Brief
Where a line holds "this", copy it.

Records supplied
[Start]

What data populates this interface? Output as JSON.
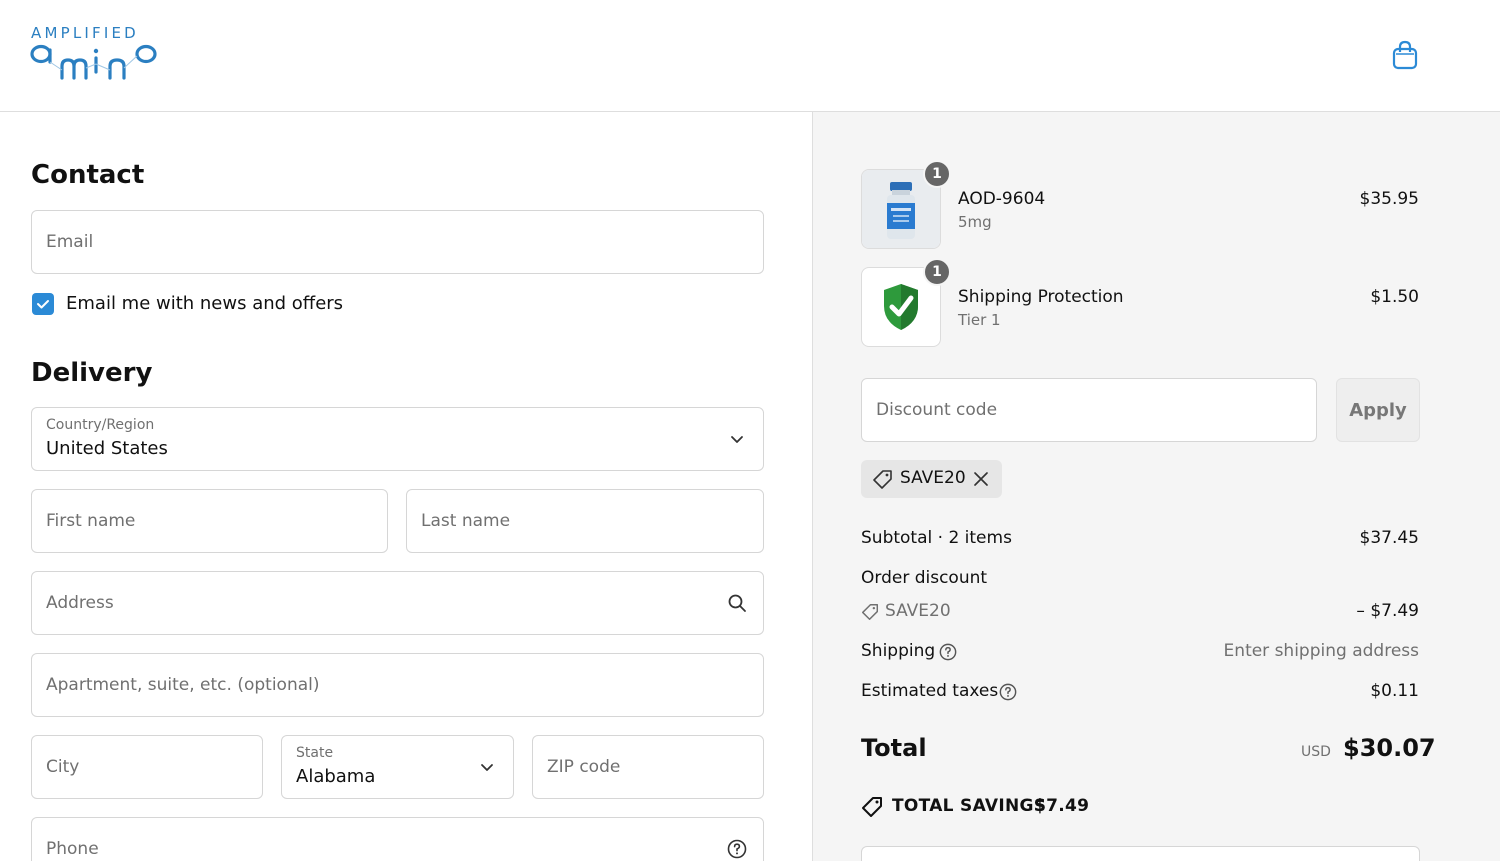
{
  "brand": {
    "logo_top": "AMPLIFIED",
    "logo_bottom": "amino",
    "color": "#2b7fc1"
  },
  "header": {
    "cart_icon": "shopping-bag-icon"
  },
  "contact": {
    "title": "Contact",
    "email_placeholder": "Email",
    "newsletter_label": "Email me with news and offers",
    "newsletter_checked": true
  },
  "delivery": {
    "title": "Delivery",
    "country_label": "Country/Region",
    "country_value": "United States",
    "first_name_placeholder": "First name",
    "last_name_placeholder": "Last name",
    "address_placeholder": "Address",
    "apartment_placeholder": "Apartment, suite, etc. (optional)",
    "city_placeholder": "City",
    "state_label": "State",
    "state_value": "Alabama",
    "zip_placeholder": "ZIP code",
    "phone_placeholder": "Phone"
  },
  "order": {
    "items": [
      {
        "name": "AOD-9604",
        "variant": "5mg",
        "price": "$35.95",
        "quantity": "1",
        "image": "vial-image"
      },
      {
        "name": "Shipping Protection",
        "variant": "Tier 1",
        "price": "$1.50",
        "quantity": "1",
        "image": "shield-check-icon"
      }
    ],
    "discount_placeholder": "Discount code",
    "apply_label": "Apply",
    "applied_code": "SAVE20",
    "subtotal_label": "Subtotal · 2 items",
    "subtotal_value": "$37.45",
    "order_discount_label": "Order discount",
    "discount_code": "SAVE20",
    "discount_value": "– $7.49",
    "shipping_label": "Shipping",
    "shipping_value": "Enter shipping address",
    "taxes_label": "Estimated taxes",
    "taxes_value": "$0.11",
    "total_label": "Total",
    "total_currency": "USD",
    "total_value": "$30.07",
    "savings_label": "TOTAL SAVINGS",
    "savings_value": "$7.49"
  },
  "colors": {
    "accent": "#2b8ad6",
    "shield_green": "#2e9a3c",
    "panel_bg": "#f5f5f5"
  }
}
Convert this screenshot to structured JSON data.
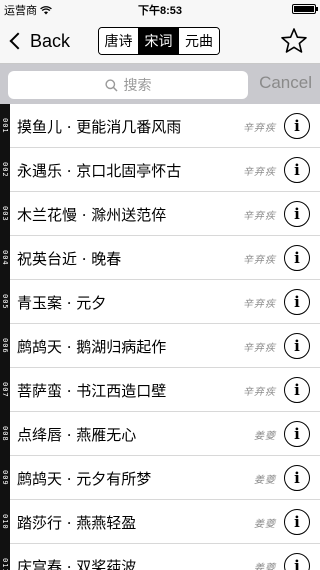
{
  "status_bar": {
    "carrier": "运营商",
    "time": "下午8:53",
    "battery_level": 1.0
  },
  "nav": {
    "back_label": "Back",
    "segments": [
      {
        "label": "唐诗",
        "selected": false
      },
      {
        "label": "宋词",
        "selected": true
      },
      {
        "label": "元曲",
        "selected": false
      }
    ],
    "star_icon": "star-outline-icon"
  },
  "search": {
    "placeholder": "搜索",
    "cancel_label": "Cancel"
  },
  "rows": [
    {
      "index": "001",
      "title": "摸鱼儿 · 更能消几番风雨",
      "author": "辛弃疾"
    },
    {
      "index": "002",
      "title": "永遇乐 · 京口北固亭怀古",
      "author": "辛弃疾"
    },
    {
      "index": "003",
      "title": "木兰花慢 · 滁州送范倅",
      "author": "辛弃疾"
    },
    {
      "index": "004",
      "title": "祝英台近 · 晚春",
      "author": "辛弃疾"
    },
    {
      "index": "005",
      "title": "青玉案 · 元夕",
      "author": "辛弃疾"
    },
    {
      "index": "006",
      "title": "鹧鸪天 · 鹅湖归病起作",
      "author": "辛弃疾"
    },
    {
      "index": "007",
      "title": "菩萨蛮 · 书江西造口壁",
      "author": "辛弃疾"
    },
    {
      "index": "008",
      "title": "点绛唇 · 燕雁无心",
      "author": "姜夔"
    },
    {
      "index": "009",
      "title": "鹧鸪天 · 元夕有所梦",
      "author": "姜夔"
    },
    {
      "index": "010",
      "title": "踏莎行 · 燕燕轻盈",
      "author": "姜夔"
    },
    {
      "index": "011",
      "title": "庆宫春 · 双桨莼波",
      "author": "姜夔"
    }
  ]
}
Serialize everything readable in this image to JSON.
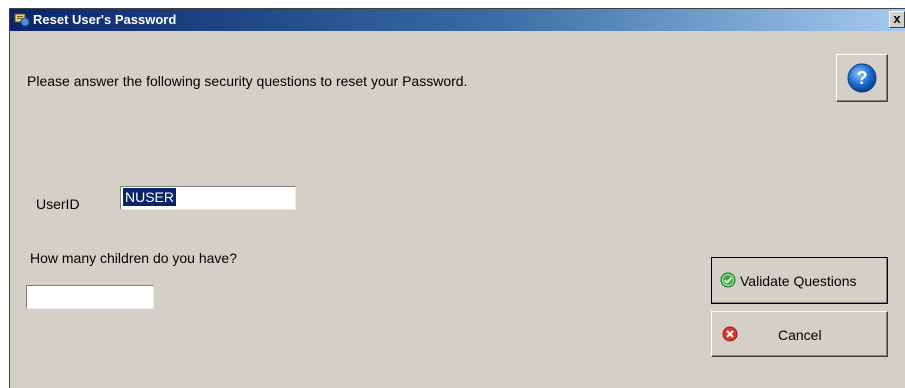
{
  "window": {
    "title": "Reset User's Password",
    "close_label": "x"
  },
  "instructions": "Please answer the following security questions to reset your Password.",
  "help_button": {
    "glyph": "?"
  },
  "userid": {
    "label": "UserID",
    "value": "NUSER"
  },
  "question": {
    "label": "How many children do you have?",
    "answer": ""
  },
  "buttons": {
    "validate_label": "Validate Questions",
    "cancel_label": "Cancel"
  },
  "colors": {
    "window_bg": "#d4d0c8",
    "title_start": "#0a246a",
    "title_end": "#a6caf0",
    "selection": "#0a246a",
    "help_blue": "#1c6fd0",
    "validate_green": "#3aa845",
    "cancel_red": "#d83a2a"
  },
  "icons": {
    "title": "app-icon",
    "help": "help-icon",
    "validate": "check-circle-icon",
    "cancel": "x-circle-icon"
  }
}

[End]

Result of the exercise
What data populates this interface? Output as JSON.
Convert this screenshot to structured JSON data.
Serialize everything readable in this image to JSON.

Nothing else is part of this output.